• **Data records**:
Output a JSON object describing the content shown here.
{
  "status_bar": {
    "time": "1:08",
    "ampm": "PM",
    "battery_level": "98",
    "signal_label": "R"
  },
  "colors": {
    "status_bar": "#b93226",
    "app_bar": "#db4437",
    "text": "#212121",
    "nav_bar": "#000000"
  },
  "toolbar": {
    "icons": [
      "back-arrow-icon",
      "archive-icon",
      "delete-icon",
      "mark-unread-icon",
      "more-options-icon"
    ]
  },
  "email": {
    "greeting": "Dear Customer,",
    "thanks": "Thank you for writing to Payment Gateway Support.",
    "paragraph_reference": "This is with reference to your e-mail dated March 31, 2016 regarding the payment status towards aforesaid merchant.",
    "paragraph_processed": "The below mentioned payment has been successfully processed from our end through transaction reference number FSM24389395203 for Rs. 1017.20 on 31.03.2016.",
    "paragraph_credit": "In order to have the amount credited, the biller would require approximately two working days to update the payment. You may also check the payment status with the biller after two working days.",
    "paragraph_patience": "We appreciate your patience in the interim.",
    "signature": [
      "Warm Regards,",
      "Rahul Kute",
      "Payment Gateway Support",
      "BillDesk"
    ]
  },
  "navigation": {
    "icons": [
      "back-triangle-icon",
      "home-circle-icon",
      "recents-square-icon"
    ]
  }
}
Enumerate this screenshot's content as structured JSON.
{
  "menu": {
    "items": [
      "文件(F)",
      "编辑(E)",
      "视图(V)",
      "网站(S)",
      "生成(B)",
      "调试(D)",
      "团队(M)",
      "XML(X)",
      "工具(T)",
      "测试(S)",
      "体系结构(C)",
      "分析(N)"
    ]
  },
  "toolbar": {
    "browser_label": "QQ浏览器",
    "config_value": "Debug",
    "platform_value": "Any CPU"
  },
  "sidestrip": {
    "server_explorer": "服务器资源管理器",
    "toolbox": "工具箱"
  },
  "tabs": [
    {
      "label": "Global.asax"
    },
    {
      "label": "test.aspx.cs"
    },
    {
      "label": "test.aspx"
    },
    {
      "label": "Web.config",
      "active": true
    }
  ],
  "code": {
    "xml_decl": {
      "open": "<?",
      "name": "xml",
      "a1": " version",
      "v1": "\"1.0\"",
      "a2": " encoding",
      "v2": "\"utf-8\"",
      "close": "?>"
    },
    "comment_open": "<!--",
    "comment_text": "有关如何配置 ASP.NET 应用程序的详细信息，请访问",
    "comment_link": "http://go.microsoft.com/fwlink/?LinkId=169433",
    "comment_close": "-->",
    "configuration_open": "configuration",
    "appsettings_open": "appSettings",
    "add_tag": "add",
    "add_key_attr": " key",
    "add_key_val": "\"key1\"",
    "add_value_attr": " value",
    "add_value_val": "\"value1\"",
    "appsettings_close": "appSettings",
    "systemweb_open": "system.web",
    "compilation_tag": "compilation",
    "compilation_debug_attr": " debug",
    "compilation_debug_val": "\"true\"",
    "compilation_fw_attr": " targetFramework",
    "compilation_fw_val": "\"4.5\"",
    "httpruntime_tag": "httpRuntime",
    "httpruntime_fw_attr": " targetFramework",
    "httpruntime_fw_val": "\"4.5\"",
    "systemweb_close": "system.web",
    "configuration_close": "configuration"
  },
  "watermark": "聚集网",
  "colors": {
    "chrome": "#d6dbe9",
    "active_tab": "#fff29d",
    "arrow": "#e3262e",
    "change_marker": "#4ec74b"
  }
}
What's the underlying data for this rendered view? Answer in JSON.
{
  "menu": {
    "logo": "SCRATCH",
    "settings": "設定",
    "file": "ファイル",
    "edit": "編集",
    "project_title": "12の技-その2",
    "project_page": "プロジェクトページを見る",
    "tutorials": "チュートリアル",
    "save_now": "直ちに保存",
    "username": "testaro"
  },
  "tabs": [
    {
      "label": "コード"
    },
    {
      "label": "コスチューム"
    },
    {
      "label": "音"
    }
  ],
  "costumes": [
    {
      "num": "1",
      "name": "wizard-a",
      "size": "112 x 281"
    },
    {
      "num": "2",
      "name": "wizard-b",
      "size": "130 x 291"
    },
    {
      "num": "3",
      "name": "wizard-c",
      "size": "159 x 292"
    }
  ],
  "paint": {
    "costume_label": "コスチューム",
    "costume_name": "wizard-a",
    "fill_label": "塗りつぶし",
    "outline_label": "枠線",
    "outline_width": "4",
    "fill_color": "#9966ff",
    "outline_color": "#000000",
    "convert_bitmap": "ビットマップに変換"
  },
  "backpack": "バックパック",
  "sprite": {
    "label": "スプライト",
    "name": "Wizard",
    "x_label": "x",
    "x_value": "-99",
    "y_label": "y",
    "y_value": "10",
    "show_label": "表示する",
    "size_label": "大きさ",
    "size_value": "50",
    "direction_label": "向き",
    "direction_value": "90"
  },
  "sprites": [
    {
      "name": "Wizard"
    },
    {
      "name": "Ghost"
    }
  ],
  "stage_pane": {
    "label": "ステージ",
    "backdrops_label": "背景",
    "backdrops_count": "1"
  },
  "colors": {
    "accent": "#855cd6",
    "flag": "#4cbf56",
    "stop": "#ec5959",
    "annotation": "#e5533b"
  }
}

• **PROBLEM DESCRIPTION**: All of the data above should be transcribed exactly.

• **CORRECT RESPONSE**:
Output a JSON object describing the content shown here.
{
  "status_bar": {
    "time": "1:08",
    "ampm": "PM",
    "battery_level": "98",
    "signal_label": "R"
  },
  "colors": {
    "status_bar": "#b93226",
    "app_bar": "#db4437",
    "text": "#212121",
    "nav_bar": "#000000"
  },
  "toolbar": {
    "icons": [
      "back-arrow-icon",
      "archive-icon",
      "delete-icon",
      "mark-unread-icon",
      "more-options-icon"
    ]
  },
  "email": {
    "greeting": "Dear Customer,",
    "thanks": "Thank you for writing to Payment Gateway Support.",
    "paragraph_reference": "This is with reference to your e-mail dated March 31, 2016 regarding the payment status towards aforesaid merchant.",
    "paragraph_processed": "The below mentioned payment has been successfully processed from our end through transaction reference number FSM24389395203 for Rs. 1017.20 on 31.03.2016.",
    "paragraph_credit": "In order to have the amount credited, the biller would require approximately two working days to update the payment. You may also check the payment status with the biller after two working days.",
    "paragraph_patience": "We appreciate your patience in the interim.",
    "signature": [
      "Warm Regards,",
      "Rahul Kute",
      "Payment Gateway Support",
      "BillDesk"
    ]
  },
  "navigation": {
    "icons": [
      "back-triangle-icon",
      "home-circle-icon",
      "recents-square-icon"
    ]
  }
}
Enumerate this screenshot's content as structured JSON.
{
  "menu": {
    "items": [
      "文件(F)",
      "编辑(E)",
      "视图(V)",
      "网站(S)",
      "生成(B)",
      "调试(D)",
      "团队(M)",
      "XML(X)",
      "工具(T)",
      "测试(S)",
      "体系结构(C)",
      "分析(N)"
    ]
  },
  "toolbar": {
    "browser_label": "QQ浏览器",
    "config_value": "Debug",
    "platform_value": "Any CPU"
  },
  "sidestrip": {
    "server_explorer": "服务器资源管理器",
    "toolbox": "工具箱"
  },
  "tabs": [
    {
      "label": "Global.asax"
    },
    {
      "label": "test.aspx.cs"
    },
    {
      "label": "test.aspx"
    },
    {
      "label": "Web.config",
      "active": true
    }
  ],
  "code": {
    "xml_decl": {
      "open": "<?",
      "name": "xml",
      "a1": " version",
      "v1": "\"1.0\"",
      "a2": " encoding",
      "v2": "\"utf-8\"",
      "close": "?>"
    },
    "comment_open": "<!--",
    "comment_text": "有关如何配置 ASP.NET 应用程序的详细信息，请访问",
    "comment_link": "http://go.microsoft.com/fwlink/?LinkId=169433",
    "comment_close": "-->",
    "configuration_open": "configuration",
    "appsettings_open": "appSettings",
    "add_tag": "add",
    "add_key_attr": " key",
    "add_key_val": "\"key1\"",
    "add_value_attr": " value",
    "add_value_val": "\"value1\"",
    "appsettings_close": "appSettings",
    "systemweb_open": "system.web",
    "compilation_tag": "compilation",
    "compilation_debug_attr": " debug",
    "compilation_debug_val": "\"true\"",
    "compilation_fw_attr": " targetFramework",
    "compilation_fw_val": "\"4.5\"",
    "httpruntime_tag": "httpRuntime",
    "httpruntime_fw_attr": " targetFramework",
    "httpruntime_fw_val": "\"4.5\"",
    "systemweb_close": "system.web",
    "configuration_close": "configuration"
  },
  "watermark": "聚集网",
  "colors": {
    "chrome": "#d6dbe9",
    "active_tab": "#fff29d",
    "arrow": "#e3262e",
    "change_marker": "#4ec74b"
  }
}
What's the underlying data for this rendered view? Answer in JSON.
{
  "menu": {
    "logo": "SCRATCH",
    "settings": "設定",
    "file": "ファイル",
    "edit": "編集",
    "project_title": "12の技-その2",
    "project_page": "プロジェクトページを見る",
    "tutorials": "チュートリアル",
    "save_now": "直ちに保存",
    "username": "testaro"
  },
  "tabs": [
    {
      "label": "コード"
    },
    {
      "label": "コスチューム"
    },
    {
      "label": "音"
    }
  ],
  "costumes": [
    {
      "num": "1",
      "name": "wizard-a",
      "size": "112 x 281"
    },
    {
      "num": "2",
      "name": "wizard-b",
      "size": "130 x 291"
    },
    {
      "num": "3",
      "name": "wizard-c",
      "size": "159 x 292"
    }
  ],
  "paint": {
    "costume_label": "コスチューム",
    "costume_name": "wizard-a",
    "fill_label": "塗りつぶし",
    "outline_label": "枠線",
    "outline_width": "4",
    "fill_color": "#9966ff",
    "outline_color": "#000000",
    "convert_bitmap": "ビットマップに変換"
  },
  "backpack": "バックパック",
  "sprite": {
    "label": "スプライト",
    "name": "Wizard",
    "x_label": "x",
    "x_value": "-99",
    "y_label": "y",
    "y_value": "10",
    "show_label": "表示する",
    "size_label": "大きさ",
    "size_value": "50",
    "direction_label": "向き",
    "direction_value": "90"
  },
  "sprites": [
    {
      "name": "Wizard"
    },
    {
      "name": "Ghost"
    }
  ],
  "stage_pane": {
    "label": "ステージ",
    "backdrops_label": "背景",
    "backdrops_count": "1"
  },
  "colors": {
    "accent": "#855cd6",
    "flag": "#4cbf56",
    "stop": "#ec5959",
    "annotation": "#e5533b"
  }
}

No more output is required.